→ **Stated exercise**: Tally up the lines below that include the word "резину". Answer with the number alone.
[BEGIN Data records]
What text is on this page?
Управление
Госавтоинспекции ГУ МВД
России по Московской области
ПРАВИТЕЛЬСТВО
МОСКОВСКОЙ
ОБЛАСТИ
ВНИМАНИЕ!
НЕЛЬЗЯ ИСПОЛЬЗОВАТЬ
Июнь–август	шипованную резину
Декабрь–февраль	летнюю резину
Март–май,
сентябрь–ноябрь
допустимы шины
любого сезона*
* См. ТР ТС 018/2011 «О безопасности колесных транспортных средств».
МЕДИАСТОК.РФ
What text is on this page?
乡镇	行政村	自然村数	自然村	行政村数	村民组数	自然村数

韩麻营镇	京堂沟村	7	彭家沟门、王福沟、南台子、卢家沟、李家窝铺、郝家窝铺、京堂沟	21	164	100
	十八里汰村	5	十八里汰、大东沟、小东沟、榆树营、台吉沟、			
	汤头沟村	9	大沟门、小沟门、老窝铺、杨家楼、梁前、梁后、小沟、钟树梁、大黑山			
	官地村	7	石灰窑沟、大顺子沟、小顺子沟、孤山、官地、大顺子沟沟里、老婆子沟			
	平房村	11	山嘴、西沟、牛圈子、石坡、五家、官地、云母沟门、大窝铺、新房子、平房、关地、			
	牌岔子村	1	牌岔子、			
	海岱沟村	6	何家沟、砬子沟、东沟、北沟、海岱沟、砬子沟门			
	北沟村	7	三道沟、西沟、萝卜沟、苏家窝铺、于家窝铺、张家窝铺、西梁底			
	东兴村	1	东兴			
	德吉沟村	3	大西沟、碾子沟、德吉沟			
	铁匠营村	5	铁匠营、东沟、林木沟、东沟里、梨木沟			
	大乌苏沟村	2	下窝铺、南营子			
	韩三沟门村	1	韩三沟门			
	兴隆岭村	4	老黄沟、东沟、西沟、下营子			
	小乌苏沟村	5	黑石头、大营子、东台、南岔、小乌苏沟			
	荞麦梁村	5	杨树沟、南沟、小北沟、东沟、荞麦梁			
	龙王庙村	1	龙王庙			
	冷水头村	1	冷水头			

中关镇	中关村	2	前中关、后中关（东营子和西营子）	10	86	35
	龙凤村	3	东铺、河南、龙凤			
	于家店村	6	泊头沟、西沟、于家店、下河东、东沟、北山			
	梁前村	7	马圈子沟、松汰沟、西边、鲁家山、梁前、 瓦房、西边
[END Data records]
→ **Solution to this task**: 2